━━━ Entries supplied
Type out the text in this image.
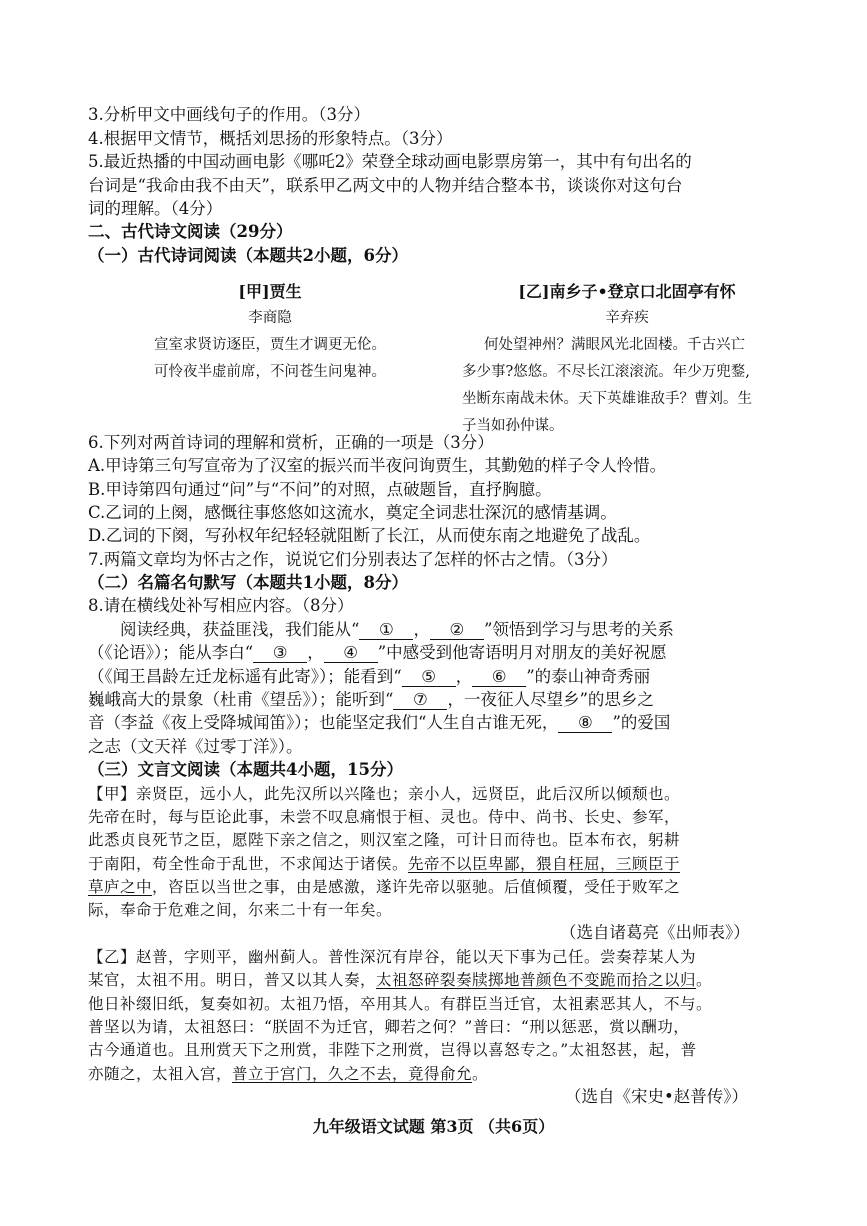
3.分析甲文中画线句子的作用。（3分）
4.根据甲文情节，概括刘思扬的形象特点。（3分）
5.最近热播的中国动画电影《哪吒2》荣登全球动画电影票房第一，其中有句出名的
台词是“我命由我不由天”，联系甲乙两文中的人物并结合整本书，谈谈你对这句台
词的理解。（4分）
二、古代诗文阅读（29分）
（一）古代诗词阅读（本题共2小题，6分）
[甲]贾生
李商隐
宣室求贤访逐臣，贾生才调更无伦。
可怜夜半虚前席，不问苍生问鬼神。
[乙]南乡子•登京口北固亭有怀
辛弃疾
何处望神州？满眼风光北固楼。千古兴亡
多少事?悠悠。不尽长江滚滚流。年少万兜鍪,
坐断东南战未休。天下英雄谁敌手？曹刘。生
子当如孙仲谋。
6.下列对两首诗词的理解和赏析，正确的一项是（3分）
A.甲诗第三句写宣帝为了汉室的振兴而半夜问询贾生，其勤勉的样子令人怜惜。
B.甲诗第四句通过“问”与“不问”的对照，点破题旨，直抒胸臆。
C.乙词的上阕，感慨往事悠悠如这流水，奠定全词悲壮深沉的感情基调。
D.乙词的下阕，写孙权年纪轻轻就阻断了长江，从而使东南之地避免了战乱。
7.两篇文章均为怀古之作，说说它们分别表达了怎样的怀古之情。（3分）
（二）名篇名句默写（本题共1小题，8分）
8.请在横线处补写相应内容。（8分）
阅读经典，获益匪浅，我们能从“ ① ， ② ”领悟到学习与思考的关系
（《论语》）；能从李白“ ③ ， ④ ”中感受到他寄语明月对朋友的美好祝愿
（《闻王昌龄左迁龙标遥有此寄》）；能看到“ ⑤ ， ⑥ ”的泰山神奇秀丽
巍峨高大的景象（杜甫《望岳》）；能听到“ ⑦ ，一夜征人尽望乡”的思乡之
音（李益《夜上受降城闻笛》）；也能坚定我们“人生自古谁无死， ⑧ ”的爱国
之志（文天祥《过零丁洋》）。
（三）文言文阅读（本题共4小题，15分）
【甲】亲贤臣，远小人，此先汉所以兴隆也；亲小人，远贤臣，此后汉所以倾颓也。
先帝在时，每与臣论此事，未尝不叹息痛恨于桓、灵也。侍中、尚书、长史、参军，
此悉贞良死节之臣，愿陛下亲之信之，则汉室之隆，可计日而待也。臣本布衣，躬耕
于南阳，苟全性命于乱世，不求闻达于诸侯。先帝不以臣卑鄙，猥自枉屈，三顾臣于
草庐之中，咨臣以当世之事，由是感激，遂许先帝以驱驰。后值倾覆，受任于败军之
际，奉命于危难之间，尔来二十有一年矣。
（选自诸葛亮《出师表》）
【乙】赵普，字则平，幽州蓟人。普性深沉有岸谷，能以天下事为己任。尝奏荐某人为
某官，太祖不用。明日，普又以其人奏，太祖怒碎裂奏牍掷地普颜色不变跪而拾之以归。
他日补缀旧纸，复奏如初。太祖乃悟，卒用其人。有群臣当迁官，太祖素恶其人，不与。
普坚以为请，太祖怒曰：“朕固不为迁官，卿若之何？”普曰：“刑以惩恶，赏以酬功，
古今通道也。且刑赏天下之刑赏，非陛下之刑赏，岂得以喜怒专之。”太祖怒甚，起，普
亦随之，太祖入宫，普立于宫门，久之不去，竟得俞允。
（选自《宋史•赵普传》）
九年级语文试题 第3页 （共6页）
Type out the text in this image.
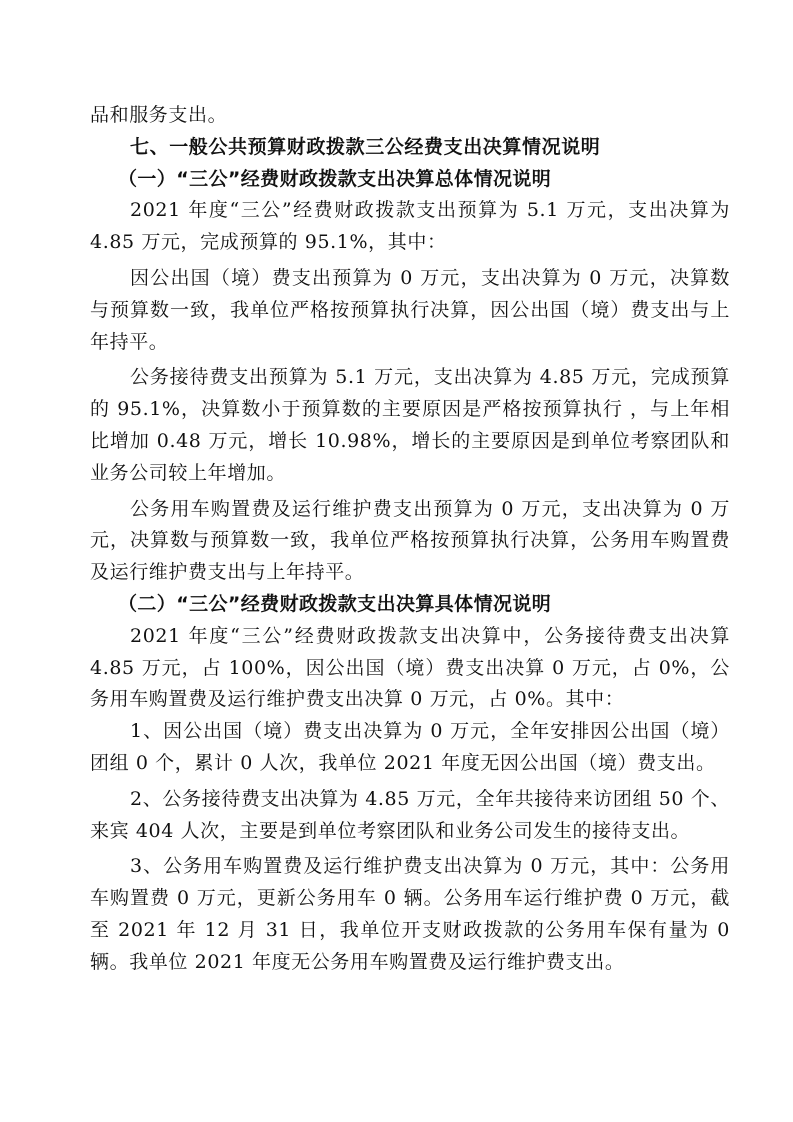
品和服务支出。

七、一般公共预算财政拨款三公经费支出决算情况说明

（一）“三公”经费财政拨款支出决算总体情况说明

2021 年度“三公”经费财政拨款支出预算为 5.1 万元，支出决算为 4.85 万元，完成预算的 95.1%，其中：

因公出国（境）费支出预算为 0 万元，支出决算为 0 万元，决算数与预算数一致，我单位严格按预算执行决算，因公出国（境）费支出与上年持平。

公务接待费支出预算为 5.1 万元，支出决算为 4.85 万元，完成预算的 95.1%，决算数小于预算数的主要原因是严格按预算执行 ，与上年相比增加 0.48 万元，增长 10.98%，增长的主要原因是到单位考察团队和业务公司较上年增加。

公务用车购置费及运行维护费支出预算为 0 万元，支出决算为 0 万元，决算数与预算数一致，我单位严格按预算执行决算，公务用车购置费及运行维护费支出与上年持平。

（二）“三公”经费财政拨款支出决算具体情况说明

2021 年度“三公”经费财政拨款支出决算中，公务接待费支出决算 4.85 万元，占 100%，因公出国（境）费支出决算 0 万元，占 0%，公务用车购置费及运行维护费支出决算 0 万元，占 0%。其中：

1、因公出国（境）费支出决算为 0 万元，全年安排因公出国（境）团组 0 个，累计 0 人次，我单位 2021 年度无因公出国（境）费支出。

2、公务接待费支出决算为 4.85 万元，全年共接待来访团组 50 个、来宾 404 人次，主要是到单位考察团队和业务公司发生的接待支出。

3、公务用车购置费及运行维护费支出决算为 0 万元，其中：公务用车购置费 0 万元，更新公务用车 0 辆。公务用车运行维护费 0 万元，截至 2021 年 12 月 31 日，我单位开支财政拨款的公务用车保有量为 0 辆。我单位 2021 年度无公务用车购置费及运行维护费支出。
━━━━━━
What the task requires = Do not include the images; transcribe the rest of the listing exactly.

Complete answer =
Type out the text in this image.
3.分析甲文中画线句子的作用。（3分）
4.根据甲文情节，概括刘思扬的形象特点。（3分）
5.最近热播的中国动画电影《哪吒2》荣登全球动画电影票房第一，其中有句出名的
台词是“我命由我不由天”，联系甲乙两文中的人物并结合整本书，谈谈你对这句台
词的理解。（4分）
二、古代诗文阅读（29分）
（一）古代诗词阅读（本题共2小题，6分）
[甲]贾生
李商隐
宣室求贤访逐臣，贾生才调更无伦。
可怜夜半虚前席，不问苍生问鬼神。
[乙]南乡子•登京口北固亭有怀
辛弃疾
何处望神州？满眼风光北固楼。千古兴亡
多少事?悠悠。不尽长江滚滚流。年少万兜鍪,
坐断东南战未休。天下英雄谁敌手？曹刘。生
子当如孙仲谋。
6.下列对两首诗词的理解和赏析，正确的一项是（3分）
A.甲诗第三句写宣帝为了汉室的振兴而半夜问询贾生，其勤勉的样子令人怜惜。
B.甲诗第四句通过“问”与“不问”的对照，点破题旨，直抒胸臆。
C.乙词的上阕，感慨往事悠悠如这流水，奠定全词悲壮深沉的感情基调。
D.乙词的下阕，写孙权年纪轻轻就阻断了长江，从而使东南之地避免了战乱。
7.两篇文章均为怀古之作，说说它们分别表达了怎样的怀古之情。（3分）
（二）名篇名句默写（本题共1小题，8分）
8.请在横线处补写相应内容。（8分）
阅读经典，获益匪浅，我们能从“ ① ， ② ”领悟到学习与思考的关系
（《论语》）；能从李白“ ③ ， ④ ”中感受到他寄语明月对朋友的美好祝愿
（《闻王昌龄左迁龙标遥有此寄》）；能看到“ ⑤ ， ⑥ ”的泰山神奇秀丽
巍峨高大的景象（杜甫《望岳》）；能听到“ ⑦ ，一夜征人尽望乡”的思乡之
音（李益《夜上受降城闻笛》）；也能坚定我们“人生自古谁无死， ⑧ ”的爱国
之志（文天祥《过零丁洋》）。
（三）文言文阅读（本题共4小题，15分）
【甲】亲贤臣，远小人，此先汉所以兴隆也；亲小人，远贤臣，此后汉所以倾颓也。
先帝在时，每与臣论此事，未尝不叹息痛恨于桓、灵也。侍中、尚书、长史、参军，
此悉贞良死节之臣，愿陛下亲之信之，则汉室之隆，可计日而待也。臣本布衣，躬耕
于南阳，苟全性命于乱世，不求闻达于诸侯。先帝不以臣卑鄙，猥自枉屈，三顾臣于
草庐之中，咨臣以当世之事，由是感激，遂许先帝以驱驰。后值倾覆，受任于败军之
际，奉命于危难之间，尔来二十有一年矣。
（选自诸葛亮《出师表》）
【乙】赵普，字则平，幽州蓟人。普性深沉有岸谷，能以天下事为己任。尝奏荐某人为
某官，太祖不用。明日，普又以其人奏，太祖怒碎裂奏牍掷地普颜色不变跪而拾之以归。
他日补缀旧纸，复奏如初。太祖乃悟，卒用其人。有群臣当迁官，太祖素恶其人，不与。
普坚以为请，太祖怒曰：“朕固不为迁官，卿若之何？”普曰：“刑以惩恶，赏以酬功，
古今通道也。且刑赏天下之刑赏，非陛下之刑赏，岂得以喜怒专之。”太祖怒甚，起，普
亦随之，太祖入宫，普立于宫门，久之不去，竟得俞允。
（选自《宋史•赵普传》）
九年级语文试题 第3页 （共6页）
Type out the text in this image.
品和服务支出。

七、一般公共预算财政拨款三公经费支出决算情况说明

（一）“三公”经费财政拨款支出决算总体情况说明

2021 年度“三公”经费财政拨款支出预算为 5.1 万元，支出决算为 4.85 万元，完成预算的 95.1%，其中：

因公出国（境）费支出预算为 0 万元，支出决算为 0 万元，决算数与预算数一致，我单位严格按预算执行决算，因公出国（境）费支出与上年持平。

公务接待费支出预算为 5.1 万元，支出决算为 4.85 万元，完成预算的 95.1%，决算数小于预算数的主要原因是严格按预算执行 ，与上年相比增加 0.48 万元，增长 10.98%，增长的主要原因是到单位考察团队和业务公司较上年增加。

公务用车购置费及运行维护费支出预算为 0 万元，支出决算为 0 万元，决算数与预算数一致，我单位严格按预算执行决算，公务用车购置费及运行维护费支出与上年持平。

（二）“三公”经费财政拨款支出决算具体情况说明

2021 年度“三公”经费财政拨款支出决算中，公务接待费支出决算 4.85 万元，占 100%，因公出国（境）费支出决算 0 万元，占 0%，公务用车购置费及运行维护费支出决算 0 万元，占 0%。其中：

1、因公出国（境）费支出决算为 0 万元，全年安排因公出国（境）团组 0 个，累计 0 人次，我单位 2021 年度无因公出国（境）费支出。

2、公务接待费支出决算为 4.85 万元，全年共接待来访团组 50 个、来宾 404 人次，主要是到单位考察团队和业务公司发生的接待支出。

3、公务用车购置费及运行维护费支出决算为 0 万元，其中：公务用车购置费 0 万元，更新公务用车 0 辆。公务用车运行维护费 0 万元，截至 2021 年 12 月 31 日，我单位开支财政拨款的公务用车保有量为 0 辆。我单位 2021 年度无公务用车购置费及运行维护费支出。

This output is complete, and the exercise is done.